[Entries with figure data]
==========

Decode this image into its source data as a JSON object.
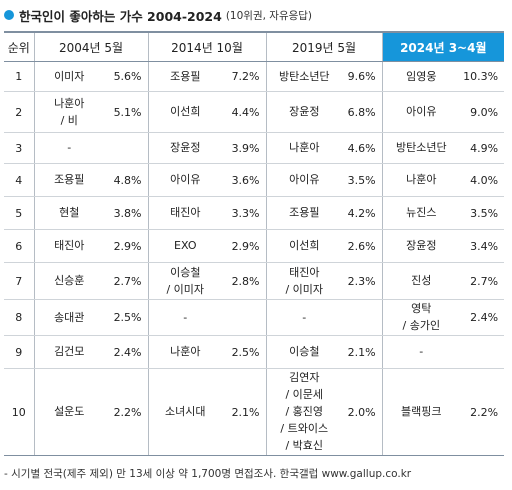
{
  "title": {
    "main": "한국인이 좋아하는 가수 2004-2024",
    "sub": "(10위권, 자유응답)",
    "dot_color": "#1696da"
  },
  "header": {
    "rank_label": "순위",
    "periods": [
      "2004년 5월",
      "2014년 10월",
      "2019년 5월",
      "2024년 3~4월"
    ],
    "highlight_color": "#1696da"
  },
  "rows": [
    {
      "rank": "1",
      "cells": [
        {
          "name": [
            "이미자"
          ],
          "pct": "5.6%"
        },
        {
          "name": [
            "조용필"
          ],
          "pct": "7.2%"
        },
        {
          "name": [
            "방탄소년단"
          ],
          "pct": "9.6%"
        },
        {
          "name": [
            "임영웅"
          ],
          "pct": "10.3%"
        }
      ]
    },
    {
      "rank": "2",
      "cells": [
        {
          "name": [
            "나훈아",
            "/ 비"
          ],
          "pct": "5.1%"
        },
        {
          "name": [
            "이선희"
          ],
          "pct": "4.4%"
        },
        {
          "name": [
            "장윤정"
          ],
          "pct": "6.8%"
        },
        {
          "name": [
            "아이유"
          ],
          "pct": "9.0%"
        }
      ]
    },
    {
      "rank": "3",
      "cells": [
        {
          "name": [
            "-"
          ],
          "pct": ""
        },
        {
          "name": [
            "장윤정"
          ],
          "pct": "3.9%"
        },
        {
          "name": [
            "나훈아"
          ],
          "pct": "4.6%"
        },
        {
          "name": [
            "방탄소년단"
          ],
          "pct": "4.9%"
        }
      ]
    },
    {
      "rank": "4",
      "cells": [
        {
          "name": [
            "조용필"
          ],
          "pct": "4.8%"
        },
        {
          "name": [
            "아이유"
          ],
          "pct": "3.6%"
        },
        {
          "name": [
            "아이유"
          ],
          "pct": "3.5%"
        },
        {
          "name": [
            "나훈아"
          ],
          "pct": "4.0%"
        }
      ]
    },
    {
      "rank": "5",
      "cells": [
        {
          "name": [
            "현철"
          ],
          "pct": "3.8%"
        },
        {
          "name": [
            "태진아"
          ],
          "pct": "3.3%"
        },
        {
          "name": [
            "조용필"
          ],
          "pct": "4.2%"
        },
        {
          "name": [
            "뉴진스"
          ],
          "pct": "3.5%"
        }
      ]
    },
    {
      "rank": "6",
      "cells": [
        {
          "name": [
            "태진아"
          ],
          "pct": "2.9%"
        },
        {
          "name": [
            "EXO"
          ],
          "pct": "2.9%"
        },
        {
          "name": [
            "이선희"
          ],
          "pct": "2.6%"
        },
        {
          "name": [
            "장윤정"
          ],
          "pct": "3.4%"
        }
      ]
    },
    {
      "rank": "7",
      "cells": [
        {
          "name": [
            "신승훈"
          ],
          "pct": "2.7%"
        },
        {
          "name": [
            "이승철",
            "/ 이미자"
          ],
          "pct": "2.8%"
        },
        {
          "name": [
            "태진아",
            "/ 이미자"
          ],
          "pct": "2.3%"
        },
        {
          "name": [
            "진성"
          ],
          "pct": "2.7%"
        }
      ]
    },
    {
      "rank": "8",
      "cells": [
        {
          "name": [
            "송대관"
          ],
          "pct": "2.5%"
        },
        {
          "name": [
            "-"
          ],
          "pct": ""
        },
        {
          "name": [
            "-"
          ],
          "pct": ""
        },
        {
          "name": [
            "영탁",
            "/ 송가인"
          ],
          "pct": "2.4%"
        }
      ]
    },
    {
      "rank": "9",
      "cells": [
        {
          "name": [
            "김건모"
          ],
          "pct": "2.4%"
        },
        {
          "name": [
            "나훈아"
          ],
          "pct": "2.5%"
        },
        {
          "name": [
            "이승철"
          ],
          "pct": "2.1%"
        },
        {
          "name": [
            "-"
          ],
          "pct": ""
        }
      ]
    },
    {
      "rank": "10",
      "cells": [
        {
          "name": [
            "설운도"
          ],
          "pct": "2.2%"
        },
        {
          "name": [
            "소녀시대"
          ],
          "pct": "2.1%"
        },
        {
          "name": [
            "김연자",
            "/ 이문세",
            "/ 홍진영",
            "/ 트와이스",
            "/ 박효신"
          ],
          "pct": "2.0%"
        },
        {
          "name": [
            "블랙핑크"
          ],
          "pct": "2.2%"
        }
      ]
    }
  ],
  "footnote": "- 시기별 전국(제주 제외) 만 13세 이상 약 1,700명 면접조사. 한국갤럽 www.gallup.co.kr"
}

==========

## PROBLEM TO WORK ON
Every record above should be written out again without change, except that the pictures are left out.

## OUTPUT OF THE TASK
Decode this image into its source data as a JSON object.
{
  "title": {
    "main": "한국인이 좋아하는 가수 2004-2024",
    "sub": "(10위권, 자유응답)",
    "dot_color": "#1696da"
  },
  "header": {
    "rank_label": "순위",
    "periods": [
      "2004년 5월",
      "2014년 10월",
      "2019년 5월",
      "2024년 3~4월"
    ],
    "highlight_color": "#1696da"
  },
  "rows": [
    {
      "rank": "1",
      "cells": [
        {
          "name": [
            "이미자"
          ],
          "pct": "5.6%"
        },
        {
          "name": [
            "조용필"
          ],
          "pct": "7.2%"
        },
        {
          "name": [
            "방탄소년단"
          ],
          "pct": "9.6%"
        },
        {
          "name": [
            "임영웅"
          ],
          "pct": "10.3%"
        }
      ]
    },
    {
      "rank": "2",
      "cells": [
        {
          "name": [
            "나훈아",
            "/ 비"
          ],
          "pct": "5.1%"
        },
        {
          "name": [
            "이선희"
          ],
          "pct": "4.4%"
        },
        {
          "name": [
            "장윤정"
          ],
          "pct": "6.8%"
        },
        {
          "name": [
            "아이유"
          ],
          "pct": "9.0%"
        }
      ]
    },
    {
      "rank": "3",
      "cells": [
        {
          "name": [
            "-"
          ],
          "pct": ""
        },
        {
          "name": [
            "장윤정"
          ],
          "pct": "3.9%"
        },
        {
          "name": [
            "나훈아"
          ],
          "pct": "4.6%"
        },
        {
          "name": [
            "방탄소년단"
          ],
          "pct": "4.9%"
        }
      ]
    },
    {
      "rank": "4",
      "cells": [
        {
          "name": [
            "조용필"
          ],
          "pct": "4.8%"
        },
        {
          "name": [
            "아이유"
          ],
          "pct": "3.6%"
        },
        {
          "name": [
            "아이유"
          ],
          "pct": "3.5%"
        },
        {
          "name": [
            "나훈아"
          ],
          "pct": "4.0%"
        }
      ]
    },
    {
      "rank": "5",
      "cells": [
        {
          "name": [
            "현철"
          ],
          "pct": "3.8%"
        },
        {
          "name": [
            "태진아"
          ],
          "pct": "3.3%"
        },
        {
          "name": [
            "조용필"
          ],
          "pct": "4.2%"
        },
        {
          "name": [
            "뉴진스"
          ],
          "pct": "3.5%"
        }
      ]
    },
    {
      "rank": "6",
      "cells": [
        {
          "name": [
            "태진아"
          ],
          "pct": "2.9%"
        },
        {
          "name": [
            "EXO"
          ],
          "pct": "2.9%"
        },
        {
          "name": [
            "이선희"
          ],
          "pct": "2.6%"
        },
        {
          "name": [
            "장윤정"
          ],
          "pct": "3.4%"
        }
      ]
    },
    {
      "rank": "7",
      "cells": [
        {
          "name": [
            "신승훈"
          ],
          "pct": "2.7%"
        },
        {
          "name": [
            "이승철",
            "/ 이미자"
          ],
          "pct": "2.8%"
        },
        {
          "name": [
            "태진아",
            "/ 이미자"
          ],
          "pct": "2.3%"
        },
        {
          "name": [
            "진성"
          ],
          "pct": "2.7%"
        }
      ]
    },
    {
      "rank": "8",
      "cells": [
        {
          "name": [
            "송대관"
          ],
          "pct": "2.5%"
        },
        {
          "name": [
            "-"
          ],
          "pct": ""
        },
        {
          "name": [
            "-"
          ],
          "pct": ""
        },
        {
          "name": [
            "영탁",
            "/ 송가인"
          ],
          "pct": "2.4%"
        }
      ]
    },
    {
      "rank": "9",
      "cells": [
        {
          "name": [
            "김건모"
          ],
          "pct": "2.4%"
        },
        {
          "name": [
            "나훈아"
          ],
          "pct": "2.5%"
        },
        {
          "name": [
            "이승철"
          ],
          "pct": "2.1%"
        },
        {
          "name": [
            "-"
          ],
          "pct": ""
        }
      ]
    },
    {
      "rank": "10",
      "cells": [
        {
          "name": [
            "설운도"
          ],
          "pct": "2.2%"
        },
        {
          "name": [
            "소녀시대"
          ],
          "pct": "2.1%"
        },
        {
          "name": [
            "김연자",
            "/ 이문세",
            "/ 홍진영",
            "/ 트와이스",
            "/ 박효신"
          ],
          "pct": "2.0%"
        },
        {
          "name": [
            "블랙핑크"
          ],
          "pct": "2.2%"
        }
      ]
    }
  ],
  "footnote": "- 시기별 전국(제주 제외) 만 13세 이상 약 1,700명 면접조사. 한국갤럽 www.gallup.co.kr"
}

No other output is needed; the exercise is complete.